> [TASK BRIEF]: Whenever a line below holds the word "Directorate", copy that line.

※ ※ ※

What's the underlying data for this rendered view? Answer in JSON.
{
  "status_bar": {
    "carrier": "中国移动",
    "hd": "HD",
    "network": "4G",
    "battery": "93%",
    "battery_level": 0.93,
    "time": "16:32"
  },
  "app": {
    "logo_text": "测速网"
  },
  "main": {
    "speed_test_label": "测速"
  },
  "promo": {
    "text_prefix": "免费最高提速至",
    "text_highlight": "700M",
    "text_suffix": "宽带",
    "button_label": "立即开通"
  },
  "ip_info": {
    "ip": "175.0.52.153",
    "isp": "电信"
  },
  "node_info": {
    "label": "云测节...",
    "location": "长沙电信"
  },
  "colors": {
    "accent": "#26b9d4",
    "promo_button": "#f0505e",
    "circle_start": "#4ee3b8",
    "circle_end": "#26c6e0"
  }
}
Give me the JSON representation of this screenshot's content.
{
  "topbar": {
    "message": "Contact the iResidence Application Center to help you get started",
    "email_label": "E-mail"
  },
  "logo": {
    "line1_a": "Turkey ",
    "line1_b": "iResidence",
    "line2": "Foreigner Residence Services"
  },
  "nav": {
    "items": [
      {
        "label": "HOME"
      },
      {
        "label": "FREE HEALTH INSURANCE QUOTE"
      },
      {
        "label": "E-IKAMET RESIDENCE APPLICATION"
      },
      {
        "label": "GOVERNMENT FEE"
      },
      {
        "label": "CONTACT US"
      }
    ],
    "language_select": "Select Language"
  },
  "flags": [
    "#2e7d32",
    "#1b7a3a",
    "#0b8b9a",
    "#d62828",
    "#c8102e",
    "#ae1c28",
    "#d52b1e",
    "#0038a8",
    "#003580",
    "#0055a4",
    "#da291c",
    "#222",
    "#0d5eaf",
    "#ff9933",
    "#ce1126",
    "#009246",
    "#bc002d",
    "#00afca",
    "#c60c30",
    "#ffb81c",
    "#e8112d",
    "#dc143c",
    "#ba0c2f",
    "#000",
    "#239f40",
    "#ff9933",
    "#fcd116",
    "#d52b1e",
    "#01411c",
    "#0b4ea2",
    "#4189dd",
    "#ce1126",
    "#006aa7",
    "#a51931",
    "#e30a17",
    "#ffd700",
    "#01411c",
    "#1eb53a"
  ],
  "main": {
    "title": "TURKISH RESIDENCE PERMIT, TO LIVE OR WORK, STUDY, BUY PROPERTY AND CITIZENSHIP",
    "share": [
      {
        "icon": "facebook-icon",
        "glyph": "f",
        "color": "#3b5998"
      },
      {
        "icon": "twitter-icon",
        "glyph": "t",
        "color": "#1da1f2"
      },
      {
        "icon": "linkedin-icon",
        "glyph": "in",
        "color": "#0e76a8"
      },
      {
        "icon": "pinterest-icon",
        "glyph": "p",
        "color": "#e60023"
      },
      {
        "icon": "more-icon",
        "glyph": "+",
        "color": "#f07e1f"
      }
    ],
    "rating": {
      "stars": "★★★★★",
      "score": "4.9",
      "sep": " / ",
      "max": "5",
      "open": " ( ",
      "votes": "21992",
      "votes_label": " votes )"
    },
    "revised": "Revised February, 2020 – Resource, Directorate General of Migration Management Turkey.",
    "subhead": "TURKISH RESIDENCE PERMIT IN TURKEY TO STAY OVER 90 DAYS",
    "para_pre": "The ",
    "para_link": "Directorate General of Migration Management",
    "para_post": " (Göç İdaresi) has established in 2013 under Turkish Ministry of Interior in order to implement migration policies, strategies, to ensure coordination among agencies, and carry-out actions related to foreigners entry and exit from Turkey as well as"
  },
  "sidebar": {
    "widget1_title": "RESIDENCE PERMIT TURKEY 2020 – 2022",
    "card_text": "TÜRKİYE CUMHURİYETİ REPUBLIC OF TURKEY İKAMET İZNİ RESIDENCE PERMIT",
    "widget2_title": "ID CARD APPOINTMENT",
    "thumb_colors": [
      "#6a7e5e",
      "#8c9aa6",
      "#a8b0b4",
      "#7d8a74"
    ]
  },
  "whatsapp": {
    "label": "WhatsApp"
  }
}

※ ※ ※

> [REPLY TO THE TASK]:
    "revised": "Revised February, 2020 – Resource, Directorate General of Migration Management Turkey.",
    "para_link": "Directorate General of Migration Management",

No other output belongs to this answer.